PROBLEM STATEMENT:
Find and copy each line of the records where the string "kostela" shows up.

SUPPLIED RECORDS:
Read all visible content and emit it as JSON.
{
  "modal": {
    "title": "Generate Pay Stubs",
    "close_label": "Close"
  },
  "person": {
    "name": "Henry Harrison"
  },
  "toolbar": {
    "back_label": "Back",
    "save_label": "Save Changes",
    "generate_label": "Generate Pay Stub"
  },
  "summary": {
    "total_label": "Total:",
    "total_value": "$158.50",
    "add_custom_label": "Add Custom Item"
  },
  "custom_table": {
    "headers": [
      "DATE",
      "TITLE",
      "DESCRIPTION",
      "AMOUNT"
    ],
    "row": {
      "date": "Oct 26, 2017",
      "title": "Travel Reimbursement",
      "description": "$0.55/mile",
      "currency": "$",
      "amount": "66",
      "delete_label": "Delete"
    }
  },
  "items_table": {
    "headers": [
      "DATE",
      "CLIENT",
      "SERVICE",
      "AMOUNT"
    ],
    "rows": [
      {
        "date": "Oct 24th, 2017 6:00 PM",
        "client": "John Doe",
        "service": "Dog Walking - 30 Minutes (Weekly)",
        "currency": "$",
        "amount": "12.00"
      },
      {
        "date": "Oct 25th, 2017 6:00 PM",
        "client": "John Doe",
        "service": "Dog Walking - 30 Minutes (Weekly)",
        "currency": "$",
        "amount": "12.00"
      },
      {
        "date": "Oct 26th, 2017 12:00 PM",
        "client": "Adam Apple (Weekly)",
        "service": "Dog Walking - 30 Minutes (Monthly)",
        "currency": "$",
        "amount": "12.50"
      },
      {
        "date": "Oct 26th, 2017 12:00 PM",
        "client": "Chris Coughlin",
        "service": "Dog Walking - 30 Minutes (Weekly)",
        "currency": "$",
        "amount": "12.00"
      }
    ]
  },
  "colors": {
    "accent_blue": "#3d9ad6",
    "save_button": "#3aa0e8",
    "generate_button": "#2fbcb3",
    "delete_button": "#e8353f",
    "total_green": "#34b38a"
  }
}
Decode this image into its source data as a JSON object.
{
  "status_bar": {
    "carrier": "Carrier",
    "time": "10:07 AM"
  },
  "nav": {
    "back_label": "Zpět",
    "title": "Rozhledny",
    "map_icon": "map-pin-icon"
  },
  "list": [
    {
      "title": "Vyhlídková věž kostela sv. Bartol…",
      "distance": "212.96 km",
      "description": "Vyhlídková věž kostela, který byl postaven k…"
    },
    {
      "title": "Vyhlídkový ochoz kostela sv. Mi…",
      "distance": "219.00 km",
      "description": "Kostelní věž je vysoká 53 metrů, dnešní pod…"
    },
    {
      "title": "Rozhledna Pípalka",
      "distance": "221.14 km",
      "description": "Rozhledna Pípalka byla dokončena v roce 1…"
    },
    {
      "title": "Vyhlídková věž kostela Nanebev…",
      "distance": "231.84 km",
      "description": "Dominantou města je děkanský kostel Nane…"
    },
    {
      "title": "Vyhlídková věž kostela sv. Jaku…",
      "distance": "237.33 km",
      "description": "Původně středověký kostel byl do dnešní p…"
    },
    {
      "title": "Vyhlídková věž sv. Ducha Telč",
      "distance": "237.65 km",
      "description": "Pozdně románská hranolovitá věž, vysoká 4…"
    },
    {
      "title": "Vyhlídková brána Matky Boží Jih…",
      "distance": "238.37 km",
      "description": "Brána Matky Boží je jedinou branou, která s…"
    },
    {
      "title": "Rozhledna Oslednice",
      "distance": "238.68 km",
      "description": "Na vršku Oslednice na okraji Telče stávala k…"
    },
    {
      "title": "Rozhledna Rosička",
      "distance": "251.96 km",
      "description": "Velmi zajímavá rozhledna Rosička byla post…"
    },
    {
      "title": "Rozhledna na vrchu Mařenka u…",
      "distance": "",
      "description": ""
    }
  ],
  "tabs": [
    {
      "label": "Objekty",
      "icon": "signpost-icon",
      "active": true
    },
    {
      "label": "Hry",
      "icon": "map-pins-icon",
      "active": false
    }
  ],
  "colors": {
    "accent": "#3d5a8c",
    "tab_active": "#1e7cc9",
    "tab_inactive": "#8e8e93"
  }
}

RESPONSE TO THE TASK:
      "title": "Vyhlídková věž kostela sv. Bartol…",
      "description": "Vyhlídková věž kostela, který byl postaven k…"
      "title": "Vyhlídkový ochoz kostela sv. Mi…",
      "title": "Vyhlídková věž kostela Nanebev…",
      "title": "Vyhlídková věž kostela sv. Jaku…",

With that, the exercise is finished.